_AIM_
Print, character for character, every line from the first one through the line containing "bar xyxy=(367,299,370,304)", including both of those lines.
******
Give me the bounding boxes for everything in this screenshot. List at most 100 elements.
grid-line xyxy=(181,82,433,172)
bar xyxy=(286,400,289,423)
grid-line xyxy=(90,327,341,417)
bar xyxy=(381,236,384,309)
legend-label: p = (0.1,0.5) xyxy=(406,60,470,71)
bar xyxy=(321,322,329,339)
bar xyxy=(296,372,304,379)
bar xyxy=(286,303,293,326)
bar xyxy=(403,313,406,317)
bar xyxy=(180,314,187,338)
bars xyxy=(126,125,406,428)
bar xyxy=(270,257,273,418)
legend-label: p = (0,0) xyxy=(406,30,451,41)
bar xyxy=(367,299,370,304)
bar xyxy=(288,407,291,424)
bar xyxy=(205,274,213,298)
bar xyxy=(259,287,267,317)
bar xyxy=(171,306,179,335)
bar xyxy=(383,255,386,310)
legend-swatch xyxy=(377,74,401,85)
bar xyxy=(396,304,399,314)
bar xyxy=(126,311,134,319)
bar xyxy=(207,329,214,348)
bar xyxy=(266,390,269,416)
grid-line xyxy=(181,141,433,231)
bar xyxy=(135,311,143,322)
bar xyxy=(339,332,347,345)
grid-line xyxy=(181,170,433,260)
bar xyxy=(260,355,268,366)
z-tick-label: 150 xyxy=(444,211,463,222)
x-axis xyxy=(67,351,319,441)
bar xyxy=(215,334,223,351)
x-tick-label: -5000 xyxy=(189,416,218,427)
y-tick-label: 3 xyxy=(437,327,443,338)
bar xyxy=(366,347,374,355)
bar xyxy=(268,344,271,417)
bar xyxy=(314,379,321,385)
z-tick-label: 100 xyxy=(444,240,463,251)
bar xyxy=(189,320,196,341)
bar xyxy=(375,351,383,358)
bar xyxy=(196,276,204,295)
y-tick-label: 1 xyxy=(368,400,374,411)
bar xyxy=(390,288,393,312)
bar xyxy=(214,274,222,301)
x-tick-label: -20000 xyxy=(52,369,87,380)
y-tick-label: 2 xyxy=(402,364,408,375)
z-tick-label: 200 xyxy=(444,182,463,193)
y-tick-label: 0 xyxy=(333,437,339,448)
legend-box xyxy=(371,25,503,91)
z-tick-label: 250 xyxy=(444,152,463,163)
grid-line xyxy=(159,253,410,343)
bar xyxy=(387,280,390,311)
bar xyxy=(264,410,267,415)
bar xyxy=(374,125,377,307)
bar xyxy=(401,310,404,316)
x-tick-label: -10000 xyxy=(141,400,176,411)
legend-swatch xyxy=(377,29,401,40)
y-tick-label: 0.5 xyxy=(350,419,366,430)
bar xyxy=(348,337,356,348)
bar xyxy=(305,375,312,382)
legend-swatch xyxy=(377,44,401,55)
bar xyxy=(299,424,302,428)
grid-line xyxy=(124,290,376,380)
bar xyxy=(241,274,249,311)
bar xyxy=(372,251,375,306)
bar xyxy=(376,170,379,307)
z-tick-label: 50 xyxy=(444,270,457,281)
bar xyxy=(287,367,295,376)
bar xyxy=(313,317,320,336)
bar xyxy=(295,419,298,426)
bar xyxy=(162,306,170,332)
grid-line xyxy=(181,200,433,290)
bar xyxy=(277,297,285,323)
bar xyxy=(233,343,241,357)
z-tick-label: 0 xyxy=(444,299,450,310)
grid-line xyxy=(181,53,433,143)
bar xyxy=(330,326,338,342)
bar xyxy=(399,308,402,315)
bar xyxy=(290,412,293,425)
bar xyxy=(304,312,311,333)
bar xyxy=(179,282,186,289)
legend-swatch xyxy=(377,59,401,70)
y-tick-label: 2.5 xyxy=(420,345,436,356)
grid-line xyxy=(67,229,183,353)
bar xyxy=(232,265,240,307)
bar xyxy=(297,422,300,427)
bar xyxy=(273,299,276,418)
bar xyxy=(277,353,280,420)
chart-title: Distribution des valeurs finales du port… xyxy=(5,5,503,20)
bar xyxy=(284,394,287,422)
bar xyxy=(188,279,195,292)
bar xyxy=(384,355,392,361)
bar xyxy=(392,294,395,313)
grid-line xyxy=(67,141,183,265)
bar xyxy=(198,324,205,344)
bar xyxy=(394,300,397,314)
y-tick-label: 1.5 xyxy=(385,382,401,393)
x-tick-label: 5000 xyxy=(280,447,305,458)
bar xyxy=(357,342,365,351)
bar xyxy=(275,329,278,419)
******
_WORKED SOLUTION_
Give me the bounding boxes for everything in this screenshot. List at most 100 elements.
grid-line xyxy=(181,82,433,172)
bar xyxy=(286,400,289,423)
grid-line xyxy=(90,327,341,417)
bar xyxy=(381,236,384,309)
legend-label: p = (0.1,0.5) xyxy=(406,60,470,71)
bar xyxy=(321,322,329,339)
bar xyxy=(296,372,304,379)
bar xyxy=(286,303,293,326)
bar xyxy=(403,313,406,317)
bar xyxy=(180,314,187,338)
bars xyxy=(126,125,406,428)
bar xyxy=(270,257,273,418)
legend-label: p = (0,0) xyxy=(406,30,451,41)
bar xyxy=(367,299,370,304)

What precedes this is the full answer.